▶ _DATASET CONTENT_

────────────────────

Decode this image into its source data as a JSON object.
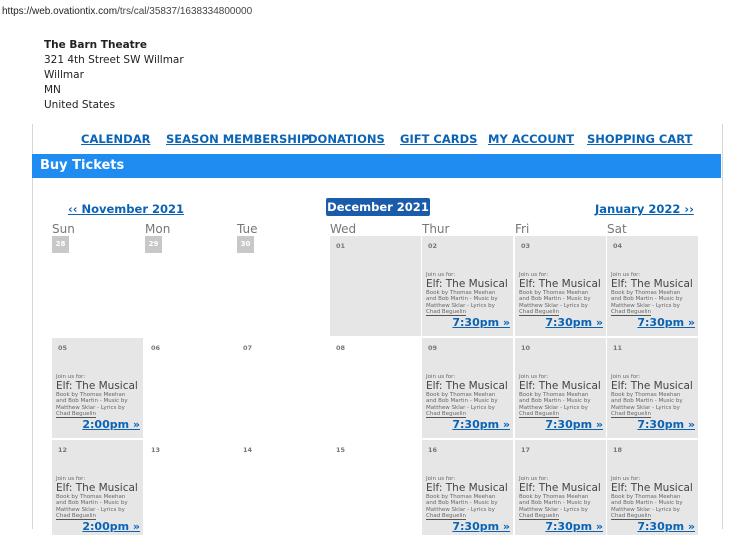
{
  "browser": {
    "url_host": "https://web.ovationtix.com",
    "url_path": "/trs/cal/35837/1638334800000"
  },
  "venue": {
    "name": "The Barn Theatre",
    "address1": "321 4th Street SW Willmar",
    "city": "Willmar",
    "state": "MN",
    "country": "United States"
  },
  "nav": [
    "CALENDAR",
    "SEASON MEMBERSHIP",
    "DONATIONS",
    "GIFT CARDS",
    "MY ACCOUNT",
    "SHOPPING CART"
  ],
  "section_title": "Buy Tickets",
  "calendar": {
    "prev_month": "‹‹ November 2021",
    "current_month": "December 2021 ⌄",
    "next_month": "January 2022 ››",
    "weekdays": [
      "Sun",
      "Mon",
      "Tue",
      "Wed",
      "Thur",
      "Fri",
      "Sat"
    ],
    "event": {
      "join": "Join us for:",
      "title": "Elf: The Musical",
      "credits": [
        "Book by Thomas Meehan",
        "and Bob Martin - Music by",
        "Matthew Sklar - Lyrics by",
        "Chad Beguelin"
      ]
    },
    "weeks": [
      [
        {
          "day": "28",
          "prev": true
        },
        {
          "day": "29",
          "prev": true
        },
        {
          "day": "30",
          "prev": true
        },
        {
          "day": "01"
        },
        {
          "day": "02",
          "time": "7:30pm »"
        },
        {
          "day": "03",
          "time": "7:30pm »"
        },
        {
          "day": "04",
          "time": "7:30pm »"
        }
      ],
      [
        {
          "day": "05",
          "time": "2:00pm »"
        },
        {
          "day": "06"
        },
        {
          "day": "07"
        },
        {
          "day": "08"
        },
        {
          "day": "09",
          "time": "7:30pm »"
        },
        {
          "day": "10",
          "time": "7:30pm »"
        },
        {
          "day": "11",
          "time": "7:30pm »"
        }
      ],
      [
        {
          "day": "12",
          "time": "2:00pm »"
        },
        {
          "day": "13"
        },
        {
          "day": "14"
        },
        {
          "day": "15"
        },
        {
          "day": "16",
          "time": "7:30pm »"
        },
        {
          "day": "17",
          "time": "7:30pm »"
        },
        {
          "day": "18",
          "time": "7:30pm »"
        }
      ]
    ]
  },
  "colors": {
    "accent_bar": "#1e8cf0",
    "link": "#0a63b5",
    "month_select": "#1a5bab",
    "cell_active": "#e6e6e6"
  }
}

────────────────────

▶ _TASK DIRECTIONS_
Report how many lines of the listing hold the string "Willmar", giving only the number.

▶ _FINAL RESULT_
2